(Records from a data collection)
= = = = = = =

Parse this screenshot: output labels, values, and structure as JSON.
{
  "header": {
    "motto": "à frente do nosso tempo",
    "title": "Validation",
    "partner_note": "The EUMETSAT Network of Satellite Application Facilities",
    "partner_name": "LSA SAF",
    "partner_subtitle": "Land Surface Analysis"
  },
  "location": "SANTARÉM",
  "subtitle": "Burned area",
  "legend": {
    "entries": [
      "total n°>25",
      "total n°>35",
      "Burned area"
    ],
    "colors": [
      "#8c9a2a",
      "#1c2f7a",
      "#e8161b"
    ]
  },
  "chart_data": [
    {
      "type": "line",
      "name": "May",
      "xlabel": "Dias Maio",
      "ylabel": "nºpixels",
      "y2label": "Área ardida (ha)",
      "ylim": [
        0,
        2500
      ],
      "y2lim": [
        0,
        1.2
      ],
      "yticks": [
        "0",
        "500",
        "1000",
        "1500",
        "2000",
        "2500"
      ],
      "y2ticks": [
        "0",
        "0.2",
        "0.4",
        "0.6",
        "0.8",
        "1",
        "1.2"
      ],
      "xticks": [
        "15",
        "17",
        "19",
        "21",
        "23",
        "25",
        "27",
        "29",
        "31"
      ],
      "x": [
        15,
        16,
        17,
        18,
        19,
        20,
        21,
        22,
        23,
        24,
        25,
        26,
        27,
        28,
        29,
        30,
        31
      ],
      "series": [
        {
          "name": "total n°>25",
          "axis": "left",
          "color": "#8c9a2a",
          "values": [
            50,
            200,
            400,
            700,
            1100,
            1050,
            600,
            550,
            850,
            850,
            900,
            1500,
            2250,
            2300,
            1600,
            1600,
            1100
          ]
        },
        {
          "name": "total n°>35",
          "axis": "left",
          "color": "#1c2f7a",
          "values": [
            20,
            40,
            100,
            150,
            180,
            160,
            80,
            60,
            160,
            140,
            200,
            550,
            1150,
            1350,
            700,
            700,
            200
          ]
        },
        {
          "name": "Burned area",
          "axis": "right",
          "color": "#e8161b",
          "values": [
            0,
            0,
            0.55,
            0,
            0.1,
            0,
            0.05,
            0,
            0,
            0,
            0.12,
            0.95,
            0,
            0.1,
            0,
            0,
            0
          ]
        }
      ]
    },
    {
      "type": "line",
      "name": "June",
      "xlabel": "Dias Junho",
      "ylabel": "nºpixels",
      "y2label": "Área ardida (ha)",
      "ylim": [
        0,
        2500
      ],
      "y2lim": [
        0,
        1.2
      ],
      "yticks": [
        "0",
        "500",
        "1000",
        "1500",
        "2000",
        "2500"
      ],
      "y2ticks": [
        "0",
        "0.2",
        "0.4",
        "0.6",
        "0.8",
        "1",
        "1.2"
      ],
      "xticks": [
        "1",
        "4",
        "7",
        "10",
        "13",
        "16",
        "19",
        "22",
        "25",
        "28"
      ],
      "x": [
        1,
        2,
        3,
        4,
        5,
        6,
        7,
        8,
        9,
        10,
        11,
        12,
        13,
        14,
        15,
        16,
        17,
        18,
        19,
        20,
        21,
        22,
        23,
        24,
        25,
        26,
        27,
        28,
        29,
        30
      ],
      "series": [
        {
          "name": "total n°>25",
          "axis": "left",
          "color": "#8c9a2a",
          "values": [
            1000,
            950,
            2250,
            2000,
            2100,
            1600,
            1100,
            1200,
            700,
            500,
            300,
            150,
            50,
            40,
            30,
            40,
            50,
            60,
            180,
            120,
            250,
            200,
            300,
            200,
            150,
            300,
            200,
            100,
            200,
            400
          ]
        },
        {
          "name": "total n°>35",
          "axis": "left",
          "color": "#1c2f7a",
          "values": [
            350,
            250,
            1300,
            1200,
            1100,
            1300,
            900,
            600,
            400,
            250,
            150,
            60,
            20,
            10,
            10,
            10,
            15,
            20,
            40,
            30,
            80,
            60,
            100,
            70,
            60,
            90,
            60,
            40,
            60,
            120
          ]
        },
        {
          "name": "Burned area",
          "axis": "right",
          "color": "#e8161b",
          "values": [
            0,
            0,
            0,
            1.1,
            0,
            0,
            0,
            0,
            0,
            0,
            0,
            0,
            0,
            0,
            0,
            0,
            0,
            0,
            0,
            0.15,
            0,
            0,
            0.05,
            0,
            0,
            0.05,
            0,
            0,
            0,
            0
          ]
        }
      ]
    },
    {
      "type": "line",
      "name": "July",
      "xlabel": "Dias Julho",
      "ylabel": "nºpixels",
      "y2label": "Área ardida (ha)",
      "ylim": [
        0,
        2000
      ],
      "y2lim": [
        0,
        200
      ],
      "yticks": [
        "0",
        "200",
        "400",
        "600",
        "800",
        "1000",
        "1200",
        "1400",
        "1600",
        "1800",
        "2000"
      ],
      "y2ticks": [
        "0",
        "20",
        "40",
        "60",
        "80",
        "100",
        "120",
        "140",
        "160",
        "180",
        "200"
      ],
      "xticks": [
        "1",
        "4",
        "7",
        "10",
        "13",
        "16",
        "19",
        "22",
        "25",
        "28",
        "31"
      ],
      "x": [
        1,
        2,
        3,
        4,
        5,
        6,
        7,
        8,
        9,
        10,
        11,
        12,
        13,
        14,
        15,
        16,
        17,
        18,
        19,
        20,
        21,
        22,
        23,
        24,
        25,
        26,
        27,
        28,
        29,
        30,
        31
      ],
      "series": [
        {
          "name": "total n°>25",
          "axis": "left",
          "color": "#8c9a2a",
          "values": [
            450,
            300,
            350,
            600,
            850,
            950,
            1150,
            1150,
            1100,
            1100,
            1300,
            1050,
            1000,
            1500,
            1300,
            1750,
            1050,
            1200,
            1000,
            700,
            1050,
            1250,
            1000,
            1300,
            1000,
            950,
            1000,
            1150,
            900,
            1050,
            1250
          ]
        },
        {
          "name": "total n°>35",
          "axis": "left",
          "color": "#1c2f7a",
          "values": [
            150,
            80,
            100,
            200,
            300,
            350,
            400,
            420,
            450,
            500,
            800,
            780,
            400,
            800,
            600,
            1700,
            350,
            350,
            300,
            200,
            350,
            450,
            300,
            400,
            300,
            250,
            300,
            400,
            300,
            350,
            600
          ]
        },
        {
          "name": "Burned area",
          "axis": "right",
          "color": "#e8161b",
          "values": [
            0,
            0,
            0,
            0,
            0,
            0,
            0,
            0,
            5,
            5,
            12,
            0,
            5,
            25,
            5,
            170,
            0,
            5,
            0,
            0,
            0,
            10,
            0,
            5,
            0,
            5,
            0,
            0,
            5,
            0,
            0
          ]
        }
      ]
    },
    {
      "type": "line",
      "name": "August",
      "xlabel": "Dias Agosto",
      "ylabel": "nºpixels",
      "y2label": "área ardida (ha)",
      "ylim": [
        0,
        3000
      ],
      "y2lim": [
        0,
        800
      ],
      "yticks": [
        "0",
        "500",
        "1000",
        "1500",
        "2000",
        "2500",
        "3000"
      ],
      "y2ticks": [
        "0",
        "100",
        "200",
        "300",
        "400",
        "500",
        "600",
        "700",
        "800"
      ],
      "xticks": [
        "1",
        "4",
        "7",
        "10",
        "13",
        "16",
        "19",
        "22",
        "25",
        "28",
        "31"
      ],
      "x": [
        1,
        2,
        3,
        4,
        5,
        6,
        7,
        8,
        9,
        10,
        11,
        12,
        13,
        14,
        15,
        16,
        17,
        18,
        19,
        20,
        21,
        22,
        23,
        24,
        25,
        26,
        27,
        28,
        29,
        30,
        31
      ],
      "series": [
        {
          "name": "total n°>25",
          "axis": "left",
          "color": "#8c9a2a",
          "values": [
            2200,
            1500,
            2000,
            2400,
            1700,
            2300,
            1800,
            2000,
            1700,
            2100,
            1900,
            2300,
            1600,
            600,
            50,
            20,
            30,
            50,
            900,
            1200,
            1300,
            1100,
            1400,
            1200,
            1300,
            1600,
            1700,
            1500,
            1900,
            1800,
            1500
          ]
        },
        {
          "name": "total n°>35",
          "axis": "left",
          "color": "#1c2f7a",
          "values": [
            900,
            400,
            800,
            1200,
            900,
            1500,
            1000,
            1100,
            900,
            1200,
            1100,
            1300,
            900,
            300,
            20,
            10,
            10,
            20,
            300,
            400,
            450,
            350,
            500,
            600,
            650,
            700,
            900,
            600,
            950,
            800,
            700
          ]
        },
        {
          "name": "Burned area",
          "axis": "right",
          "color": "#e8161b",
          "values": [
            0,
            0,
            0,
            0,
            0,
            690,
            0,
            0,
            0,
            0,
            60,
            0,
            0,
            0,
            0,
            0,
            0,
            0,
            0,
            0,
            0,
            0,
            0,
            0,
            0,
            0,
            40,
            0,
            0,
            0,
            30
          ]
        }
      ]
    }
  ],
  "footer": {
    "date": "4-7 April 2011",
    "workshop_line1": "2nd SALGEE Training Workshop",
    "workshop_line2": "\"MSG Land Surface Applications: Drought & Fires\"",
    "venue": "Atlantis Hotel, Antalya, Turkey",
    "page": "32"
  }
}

= = = = = = =

From the entries above, copy every line that holds the word "Dias".

RESPONSE TO THIS EXERCISE
      "xlabel": "Dias Maio",
      "xlabel": "Dias Junho",
      "xlabel": "Dias Julho",
      "xlabel": "Dias Agosto",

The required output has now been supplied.